- **DATASET RECORDS**
.....
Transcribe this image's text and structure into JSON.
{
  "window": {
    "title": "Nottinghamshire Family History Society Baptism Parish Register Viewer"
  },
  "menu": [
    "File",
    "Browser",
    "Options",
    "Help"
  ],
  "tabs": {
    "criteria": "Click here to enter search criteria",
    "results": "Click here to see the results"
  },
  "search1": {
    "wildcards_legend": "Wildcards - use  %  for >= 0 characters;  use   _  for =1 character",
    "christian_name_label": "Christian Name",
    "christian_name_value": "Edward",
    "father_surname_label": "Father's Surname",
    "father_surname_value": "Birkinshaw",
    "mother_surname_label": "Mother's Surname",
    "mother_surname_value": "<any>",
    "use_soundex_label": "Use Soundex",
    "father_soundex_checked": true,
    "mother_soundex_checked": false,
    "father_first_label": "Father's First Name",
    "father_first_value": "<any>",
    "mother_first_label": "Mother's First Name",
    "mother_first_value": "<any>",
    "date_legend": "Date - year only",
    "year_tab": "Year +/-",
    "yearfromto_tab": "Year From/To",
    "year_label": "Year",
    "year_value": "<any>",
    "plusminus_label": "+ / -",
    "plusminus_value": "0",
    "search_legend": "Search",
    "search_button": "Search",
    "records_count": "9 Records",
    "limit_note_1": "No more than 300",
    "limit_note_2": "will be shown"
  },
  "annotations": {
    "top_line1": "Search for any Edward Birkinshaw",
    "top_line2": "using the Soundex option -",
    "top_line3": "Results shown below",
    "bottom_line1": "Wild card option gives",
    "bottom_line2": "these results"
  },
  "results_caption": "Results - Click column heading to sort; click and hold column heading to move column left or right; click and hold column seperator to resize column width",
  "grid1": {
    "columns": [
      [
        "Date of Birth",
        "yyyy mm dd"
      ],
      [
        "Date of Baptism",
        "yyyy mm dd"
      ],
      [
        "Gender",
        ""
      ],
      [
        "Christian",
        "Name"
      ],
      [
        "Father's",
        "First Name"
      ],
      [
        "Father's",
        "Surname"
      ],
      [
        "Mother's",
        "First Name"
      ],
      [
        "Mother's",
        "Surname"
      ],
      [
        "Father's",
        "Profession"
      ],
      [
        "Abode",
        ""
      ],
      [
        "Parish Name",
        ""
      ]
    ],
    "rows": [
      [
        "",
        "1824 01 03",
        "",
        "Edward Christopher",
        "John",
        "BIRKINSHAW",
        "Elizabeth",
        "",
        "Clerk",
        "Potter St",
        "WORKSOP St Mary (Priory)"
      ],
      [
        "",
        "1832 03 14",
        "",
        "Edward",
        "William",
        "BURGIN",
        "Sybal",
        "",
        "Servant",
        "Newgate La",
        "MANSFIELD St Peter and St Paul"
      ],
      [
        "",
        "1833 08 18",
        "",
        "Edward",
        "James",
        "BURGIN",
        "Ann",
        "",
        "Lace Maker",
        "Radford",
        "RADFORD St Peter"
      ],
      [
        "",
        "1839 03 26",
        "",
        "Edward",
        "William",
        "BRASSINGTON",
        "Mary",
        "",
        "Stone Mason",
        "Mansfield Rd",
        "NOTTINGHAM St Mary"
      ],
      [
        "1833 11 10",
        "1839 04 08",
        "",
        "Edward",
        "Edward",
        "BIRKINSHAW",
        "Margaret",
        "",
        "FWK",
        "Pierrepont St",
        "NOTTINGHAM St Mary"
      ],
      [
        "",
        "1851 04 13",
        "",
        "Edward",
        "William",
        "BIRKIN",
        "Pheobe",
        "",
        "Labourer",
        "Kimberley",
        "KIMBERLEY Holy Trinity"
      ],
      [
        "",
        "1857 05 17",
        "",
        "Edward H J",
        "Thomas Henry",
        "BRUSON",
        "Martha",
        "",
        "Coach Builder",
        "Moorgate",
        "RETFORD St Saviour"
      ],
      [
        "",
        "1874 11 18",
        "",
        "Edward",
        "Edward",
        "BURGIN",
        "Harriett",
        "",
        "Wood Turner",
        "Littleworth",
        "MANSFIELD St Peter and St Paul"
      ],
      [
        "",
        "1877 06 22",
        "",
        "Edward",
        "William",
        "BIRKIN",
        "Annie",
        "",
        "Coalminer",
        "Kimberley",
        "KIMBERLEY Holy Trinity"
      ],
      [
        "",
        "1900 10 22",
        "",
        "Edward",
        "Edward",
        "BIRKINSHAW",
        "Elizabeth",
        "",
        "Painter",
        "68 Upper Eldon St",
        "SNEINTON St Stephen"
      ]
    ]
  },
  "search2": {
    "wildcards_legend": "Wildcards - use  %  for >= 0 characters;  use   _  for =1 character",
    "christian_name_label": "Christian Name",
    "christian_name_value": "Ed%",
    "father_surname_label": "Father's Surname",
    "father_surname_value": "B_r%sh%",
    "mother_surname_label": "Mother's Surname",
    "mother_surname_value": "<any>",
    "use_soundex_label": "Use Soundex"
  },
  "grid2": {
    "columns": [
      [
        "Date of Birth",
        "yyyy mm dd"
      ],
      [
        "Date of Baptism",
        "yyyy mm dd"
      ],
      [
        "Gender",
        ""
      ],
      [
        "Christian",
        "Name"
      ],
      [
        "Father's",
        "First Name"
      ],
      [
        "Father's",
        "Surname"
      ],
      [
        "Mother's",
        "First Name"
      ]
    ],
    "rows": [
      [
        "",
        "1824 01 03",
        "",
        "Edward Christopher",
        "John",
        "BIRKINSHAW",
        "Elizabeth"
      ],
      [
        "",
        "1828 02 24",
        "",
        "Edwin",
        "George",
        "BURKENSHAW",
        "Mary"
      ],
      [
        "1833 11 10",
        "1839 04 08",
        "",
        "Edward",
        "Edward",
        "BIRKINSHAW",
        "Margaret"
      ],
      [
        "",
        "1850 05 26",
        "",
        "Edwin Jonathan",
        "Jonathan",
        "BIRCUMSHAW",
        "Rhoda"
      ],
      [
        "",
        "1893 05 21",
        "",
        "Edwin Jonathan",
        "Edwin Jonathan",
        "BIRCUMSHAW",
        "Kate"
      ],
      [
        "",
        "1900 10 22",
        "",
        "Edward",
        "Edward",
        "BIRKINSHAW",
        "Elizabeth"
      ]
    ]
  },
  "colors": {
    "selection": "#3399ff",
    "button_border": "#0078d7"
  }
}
.....
- **SHORT TASK**
Find the lines that include the string "here", then copy each of them.

- **WRITTEN SOLUTION**
    "criteria": "Click here to enter search criteria",
    "results": "Click here to see the results"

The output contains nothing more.